» What to produce:
Output the full listing below exactly, without the pictures.

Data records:
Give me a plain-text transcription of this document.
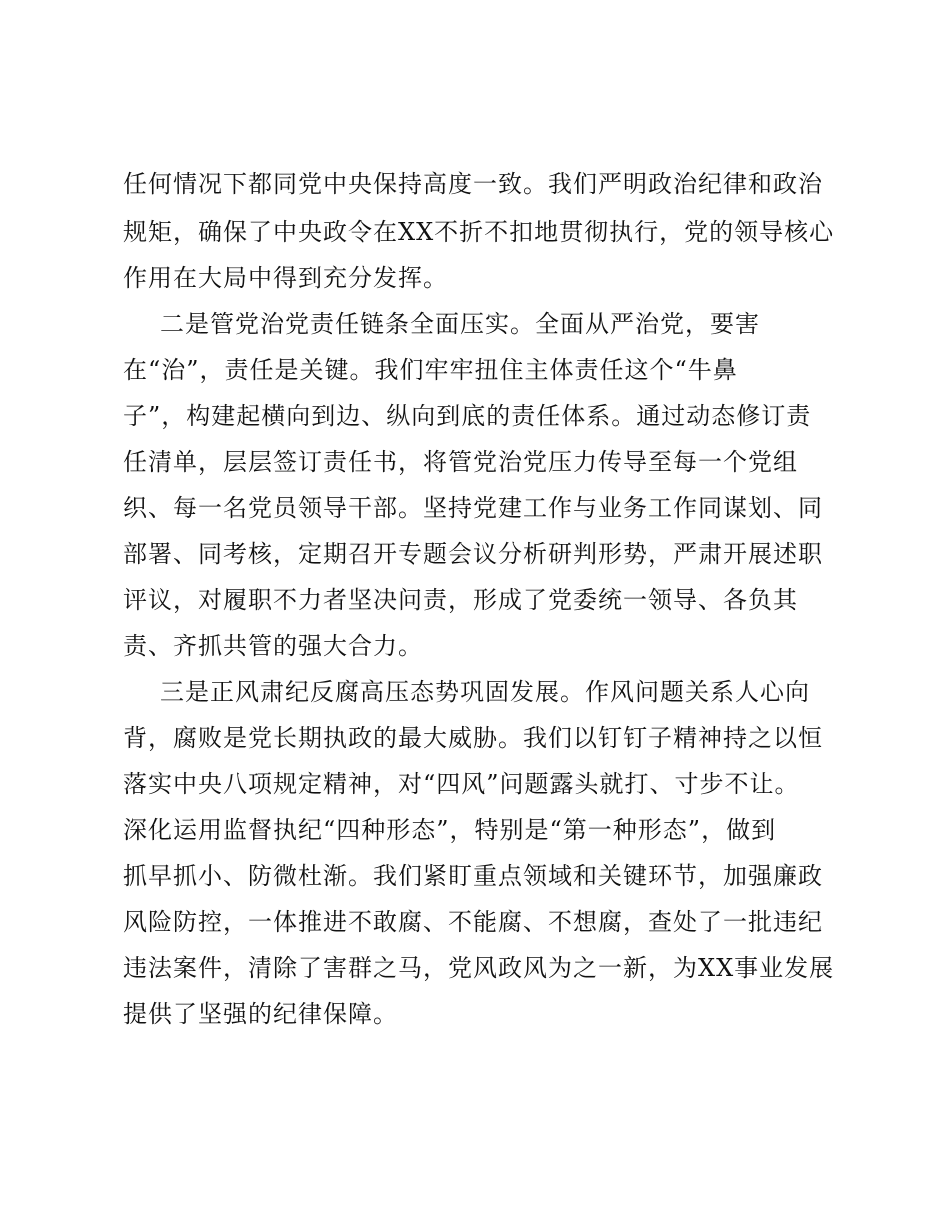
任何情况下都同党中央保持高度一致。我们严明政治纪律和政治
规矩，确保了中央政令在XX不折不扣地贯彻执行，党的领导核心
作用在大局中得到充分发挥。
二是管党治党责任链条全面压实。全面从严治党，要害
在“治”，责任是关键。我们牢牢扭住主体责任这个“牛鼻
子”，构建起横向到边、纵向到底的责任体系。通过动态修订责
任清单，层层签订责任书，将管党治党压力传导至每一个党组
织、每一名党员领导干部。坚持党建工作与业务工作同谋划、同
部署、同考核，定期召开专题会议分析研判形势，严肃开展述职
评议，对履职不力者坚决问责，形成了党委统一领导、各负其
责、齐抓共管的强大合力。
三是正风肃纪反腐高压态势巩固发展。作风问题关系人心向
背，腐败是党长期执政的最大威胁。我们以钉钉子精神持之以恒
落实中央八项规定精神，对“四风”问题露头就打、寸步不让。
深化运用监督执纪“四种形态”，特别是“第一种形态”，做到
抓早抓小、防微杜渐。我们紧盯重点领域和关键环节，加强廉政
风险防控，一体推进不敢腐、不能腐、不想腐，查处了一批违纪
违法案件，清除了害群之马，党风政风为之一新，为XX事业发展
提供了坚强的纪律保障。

» Answer for this exercise:
Give me a plain-text transcription of this document.
任何情况下都同党中央保持高度一致。我们严明政治纪律和政治
规矩，确保了中央政令在XX不折不扣地贯彻执行，党的领导核心
作用在大局中得到充分发挥。
二是管党治党责任链条全面压实。全面从严治党，要害
在“治”，责任是关键。我们牢牢扭住主体责任这个“牛鼻
子”，构建起横向到边、纵向到底的责任体系。通过动态修订责
任清单，层层签订责任书，将管党治党压力传导至每一个党组
织、每一名党员领导干部。坚持党建工作与业务工作同谋划、同
部署、同考核，定期召开专题会议分析研判形势，严肃开展述职
评议，对履职不力者坚决问责，形成了党委统一领导、各负其
责、齐抓共管的强大合力。
三是正风肃纪反腐高压态势巩固发展。作风问题关系人心向
背，腐败是党长期执政的最大威胁。我们以钉钉子精神持之以恒
落实中央八项规定精神，对“四风”问题露头就打、寸步不让。
深化运用监督执纪“四种形态”，特别是“第一种形态”，做到
抓早抓小、防微杜渐。我们紧盯重点领域和关键环节，加强廉政
风险防控，一体推进不敢腐、不能腐、不想腐，查处了一批违纪
违法案件，清除了害群之马，党风政风为之一新，为XX事业发展
提供了坚强的纪律保障。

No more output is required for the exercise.